__Exercise prompt__
Review the listing and copy each line that holds the word "JAMA".

━━━━━ Extracted information ━━━━━

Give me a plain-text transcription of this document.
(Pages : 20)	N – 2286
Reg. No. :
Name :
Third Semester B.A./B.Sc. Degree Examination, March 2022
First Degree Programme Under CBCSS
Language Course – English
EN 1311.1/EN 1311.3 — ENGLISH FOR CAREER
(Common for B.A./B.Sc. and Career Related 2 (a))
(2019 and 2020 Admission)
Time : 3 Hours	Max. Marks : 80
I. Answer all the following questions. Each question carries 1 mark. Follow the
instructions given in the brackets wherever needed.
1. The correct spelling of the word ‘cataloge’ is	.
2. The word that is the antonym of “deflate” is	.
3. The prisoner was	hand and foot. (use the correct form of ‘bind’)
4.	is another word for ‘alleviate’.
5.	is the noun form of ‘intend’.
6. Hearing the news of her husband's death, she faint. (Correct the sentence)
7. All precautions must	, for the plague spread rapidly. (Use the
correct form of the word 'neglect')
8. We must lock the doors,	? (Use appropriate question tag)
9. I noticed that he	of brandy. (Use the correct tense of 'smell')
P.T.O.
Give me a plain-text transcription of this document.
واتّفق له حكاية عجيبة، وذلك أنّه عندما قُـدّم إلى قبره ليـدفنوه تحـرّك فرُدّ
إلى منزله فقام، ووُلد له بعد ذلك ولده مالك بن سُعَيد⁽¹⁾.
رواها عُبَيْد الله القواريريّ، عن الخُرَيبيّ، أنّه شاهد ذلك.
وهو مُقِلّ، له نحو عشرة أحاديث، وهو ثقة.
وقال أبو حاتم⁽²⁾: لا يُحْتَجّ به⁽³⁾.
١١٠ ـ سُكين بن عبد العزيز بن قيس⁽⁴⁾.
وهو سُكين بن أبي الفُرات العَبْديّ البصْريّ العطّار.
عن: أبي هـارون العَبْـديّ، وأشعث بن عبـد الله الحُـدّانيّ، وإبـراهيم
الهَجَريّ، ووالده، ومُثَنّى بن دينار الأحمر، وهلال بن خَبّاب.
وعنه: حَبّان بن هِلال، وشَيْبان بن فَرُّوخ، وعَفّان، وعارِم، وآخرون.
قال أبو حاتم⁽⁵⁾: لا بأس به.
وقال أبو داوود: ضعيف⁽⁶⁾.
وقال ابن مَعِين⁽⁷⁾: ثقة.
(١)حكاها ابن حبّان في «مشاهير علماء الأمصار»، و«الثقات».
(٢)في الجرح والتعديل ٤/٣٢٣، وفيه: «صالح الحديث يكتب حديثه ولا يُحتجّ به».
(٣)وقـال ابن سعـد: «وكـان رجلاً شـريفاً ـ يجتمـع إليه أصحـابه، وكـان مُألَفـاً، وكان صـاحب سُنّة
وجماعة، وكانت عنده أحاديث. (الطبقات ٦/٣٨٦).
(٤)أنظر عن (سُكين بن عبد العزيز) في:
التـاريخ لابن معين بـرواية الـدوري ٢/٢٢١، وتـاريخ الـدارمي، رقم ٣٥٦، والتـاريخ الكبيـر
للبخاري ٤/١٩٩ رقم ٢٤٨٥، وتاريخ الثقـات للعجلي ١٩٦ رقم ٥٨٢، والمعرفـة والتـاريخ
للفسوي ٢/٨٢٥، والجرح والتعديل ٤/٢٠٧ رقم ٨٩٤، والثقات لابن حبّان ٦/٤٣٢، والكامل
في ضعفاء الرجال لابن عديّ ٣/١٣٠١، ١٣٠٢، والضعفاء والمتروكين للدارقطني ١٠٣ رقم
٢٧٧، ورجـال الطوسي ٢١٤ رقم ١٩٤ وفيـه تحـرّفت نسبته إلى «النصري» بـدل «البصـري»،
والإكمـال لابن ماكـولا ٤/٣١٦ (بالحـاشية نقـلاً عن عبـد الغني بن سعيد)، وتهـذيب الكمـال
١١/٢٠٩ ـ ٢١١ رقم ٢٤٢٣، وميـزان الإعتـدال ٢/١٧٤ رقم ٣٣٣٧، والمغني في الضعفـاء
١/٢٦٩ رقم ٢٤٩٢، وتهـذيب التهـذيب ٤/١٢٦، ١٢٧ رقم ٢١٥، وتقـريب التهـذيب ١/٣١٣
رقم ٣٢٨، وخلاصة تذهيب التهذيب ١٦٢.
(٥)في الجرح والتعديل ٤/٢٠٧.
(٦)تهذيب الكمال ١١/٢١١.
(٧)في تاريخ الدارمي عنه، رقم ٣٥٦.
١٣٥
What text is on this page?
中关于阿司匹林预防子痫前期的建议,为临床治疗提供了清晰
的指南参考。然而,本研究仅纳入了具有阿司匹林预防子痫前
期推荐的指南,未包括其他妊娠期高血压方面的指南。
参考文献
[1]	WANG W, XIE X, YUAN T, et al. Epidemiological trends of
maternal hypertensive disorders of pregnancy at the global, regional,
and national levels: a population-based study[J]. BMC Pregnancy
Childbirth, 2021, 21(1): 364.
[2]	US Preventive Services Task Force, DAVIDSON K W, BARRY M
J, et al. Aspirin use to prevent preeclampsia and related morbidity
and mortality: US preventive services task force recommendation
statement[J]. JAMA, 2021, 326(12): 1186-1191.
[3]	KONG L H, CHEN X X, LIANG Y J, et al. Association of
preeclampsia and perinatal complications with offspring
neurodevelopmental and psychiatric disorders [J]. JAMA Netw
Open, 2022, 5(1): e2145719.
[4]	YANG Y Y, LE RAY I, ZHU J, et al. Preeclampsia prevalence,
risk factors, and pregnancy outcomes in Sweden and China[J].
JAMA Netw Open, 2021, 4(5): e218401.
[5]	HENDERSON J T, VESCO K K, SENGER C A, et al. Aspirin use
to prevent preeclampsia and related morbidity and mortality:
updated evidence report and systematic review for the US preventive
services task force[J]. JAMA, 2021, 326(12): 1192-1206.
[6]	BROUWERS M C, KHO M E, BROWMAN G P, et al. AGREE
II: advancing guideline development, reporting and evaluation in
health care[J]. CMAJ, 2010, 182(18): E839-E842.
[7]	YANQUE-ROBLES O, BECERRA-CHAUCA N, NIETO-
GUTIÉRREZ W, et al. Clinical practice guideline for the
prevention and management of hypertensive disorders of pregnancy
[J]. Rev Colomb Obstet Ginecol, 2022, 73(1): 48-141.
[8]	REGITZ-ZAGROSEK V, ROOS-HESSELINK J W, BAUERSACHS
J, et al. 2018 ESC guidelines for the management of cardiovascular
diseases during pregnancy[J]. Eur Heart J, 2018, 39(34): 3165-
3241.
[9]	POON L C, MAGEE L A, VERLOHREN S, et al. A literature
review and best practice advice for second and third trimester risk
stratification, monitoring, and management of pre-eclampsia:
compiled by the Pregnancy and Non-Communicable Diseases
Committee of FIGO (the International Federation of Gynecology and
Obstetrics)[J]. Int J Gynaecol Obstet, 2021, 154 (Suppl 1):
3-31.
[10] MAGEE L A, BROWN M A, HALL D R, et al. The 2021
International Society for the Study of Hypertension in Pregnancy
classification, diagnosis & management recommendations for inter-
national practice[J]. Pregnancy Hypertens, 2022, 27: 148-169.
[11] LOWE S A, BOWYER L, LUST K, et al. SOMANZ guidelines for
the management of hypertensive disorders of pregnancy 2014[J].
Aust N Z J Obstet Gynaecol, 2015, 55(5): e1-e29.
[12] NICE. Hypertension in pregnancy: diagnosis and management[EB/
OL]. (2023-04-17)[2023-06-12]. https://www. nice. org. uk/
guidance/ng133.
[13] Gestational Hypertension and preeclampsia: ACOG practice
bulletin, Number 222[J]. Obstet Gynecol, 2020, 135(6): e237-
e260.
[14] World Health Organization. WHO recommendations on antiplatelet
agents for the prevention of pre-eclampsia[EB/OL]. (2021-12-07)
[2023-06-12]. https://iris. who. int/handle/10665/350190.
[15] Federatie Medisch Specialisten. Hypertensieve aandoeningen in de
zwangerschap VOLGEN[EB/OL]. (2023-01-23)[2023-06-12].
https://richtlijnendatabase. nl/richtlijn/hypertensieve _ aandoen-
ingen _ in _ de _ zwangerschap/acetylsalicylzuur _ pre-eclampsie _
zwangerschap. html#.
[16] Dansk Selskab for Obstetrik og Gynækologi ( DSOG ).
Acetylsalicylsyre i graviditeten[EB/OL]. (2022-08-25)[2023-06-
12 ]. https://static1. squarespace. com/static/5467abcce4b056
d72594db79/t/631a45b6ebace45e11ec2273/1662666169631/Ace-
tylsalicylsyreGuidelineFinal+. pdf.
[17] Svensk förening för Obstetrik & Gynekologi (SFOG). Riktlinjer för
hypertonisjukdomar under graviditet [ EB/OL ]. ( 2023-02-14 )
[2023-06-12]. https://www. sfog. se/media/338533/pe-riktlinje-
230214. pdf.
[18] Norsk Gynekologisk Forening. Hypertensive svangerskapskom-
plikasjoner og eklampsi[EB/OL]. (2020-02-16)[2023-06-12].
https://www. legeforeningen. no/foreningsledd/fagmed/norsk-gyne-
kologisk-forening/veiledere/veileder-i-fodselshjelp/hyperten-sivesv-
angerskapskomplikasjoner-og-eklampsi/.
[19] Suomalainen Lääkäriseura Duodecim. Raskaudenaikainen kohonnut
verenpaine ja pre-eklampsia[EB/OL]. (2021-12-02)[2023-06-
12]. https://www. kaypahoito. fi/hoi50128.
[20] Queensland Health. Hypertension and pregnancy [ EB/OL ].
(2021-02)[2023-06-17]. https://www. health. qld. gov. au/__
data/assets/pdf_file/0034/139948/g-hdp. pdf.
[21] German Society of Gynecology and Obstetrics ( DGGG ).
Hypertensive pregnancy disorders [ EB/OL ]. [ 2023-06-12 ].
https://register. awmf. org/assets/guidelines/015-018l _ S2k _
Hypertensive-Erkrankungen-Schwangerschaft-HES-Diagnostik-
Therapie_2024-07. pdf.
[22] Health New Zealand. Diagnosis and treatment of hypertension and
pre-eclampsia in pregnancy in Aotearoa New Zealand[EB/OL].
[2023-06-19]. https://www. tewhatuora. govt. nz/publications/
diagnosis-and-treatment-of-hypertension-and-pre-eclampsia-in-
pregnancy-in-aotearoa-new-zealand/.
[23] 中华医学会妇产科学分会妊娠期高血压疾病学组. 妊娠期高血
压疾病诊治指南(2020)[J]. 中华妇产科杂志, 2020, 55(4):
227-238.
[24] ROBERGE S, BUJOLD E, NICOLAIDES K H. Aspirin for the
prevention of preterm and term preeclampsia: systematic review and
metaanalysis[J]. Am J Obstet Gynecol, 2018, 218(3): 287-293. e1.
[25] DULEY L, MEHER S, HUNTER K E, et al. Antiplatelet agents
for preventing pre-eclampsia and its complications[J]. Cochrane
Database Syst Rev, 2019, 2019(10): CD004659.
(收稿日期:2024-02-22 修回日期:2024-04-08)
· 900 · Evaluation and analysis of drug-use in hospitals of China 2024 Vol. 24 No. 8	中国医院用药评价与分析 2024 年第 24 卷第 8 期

━━━━━

__Solution to this exercise__
statement[J]. JAMA, 2021, 326(12): 1186-1191.
neurodevelopmental and psychiatric disorders [J]. JAMA Netw
JAMA Netw Open, 2021, 4(5): e218401.
services task force[J]. JAMA, 2021, 326(12): 1192-1206.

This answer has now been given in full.